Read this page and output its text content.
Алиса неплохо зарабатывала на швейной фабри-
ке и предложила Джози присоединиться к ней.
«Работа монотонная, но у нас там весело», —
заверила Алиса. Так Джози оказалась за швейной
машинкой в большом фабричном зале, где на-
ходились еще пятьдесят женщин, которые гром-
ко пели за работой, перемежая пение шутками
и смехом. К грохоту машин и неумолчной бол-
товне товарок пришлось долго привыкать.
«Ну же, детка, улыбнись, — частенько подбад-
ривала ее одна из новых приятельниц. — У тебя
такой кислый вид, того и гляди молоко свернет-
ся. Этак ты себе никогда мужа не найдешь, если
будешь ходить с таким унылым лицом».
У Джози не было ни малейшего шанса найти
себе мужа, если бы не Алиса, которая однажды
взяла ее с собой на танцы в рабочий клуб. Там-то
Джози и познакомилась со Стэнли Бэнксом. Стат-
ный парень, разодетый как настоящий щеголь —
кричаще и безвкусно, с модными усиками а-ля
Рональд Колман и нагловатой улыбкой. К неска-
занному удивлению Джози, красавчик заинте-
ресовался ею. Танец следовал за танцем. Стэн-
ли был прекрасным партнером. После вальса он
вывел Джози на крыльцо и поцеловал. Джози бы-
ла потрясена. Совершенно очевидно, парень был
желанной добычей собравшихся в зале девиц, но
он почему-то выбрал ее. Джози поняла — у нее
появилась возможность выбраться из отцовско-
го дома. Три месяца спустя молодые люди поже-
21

**Instructions to follow:** Give only the number of lines in the entries that contain "мужа".

**Result:** 2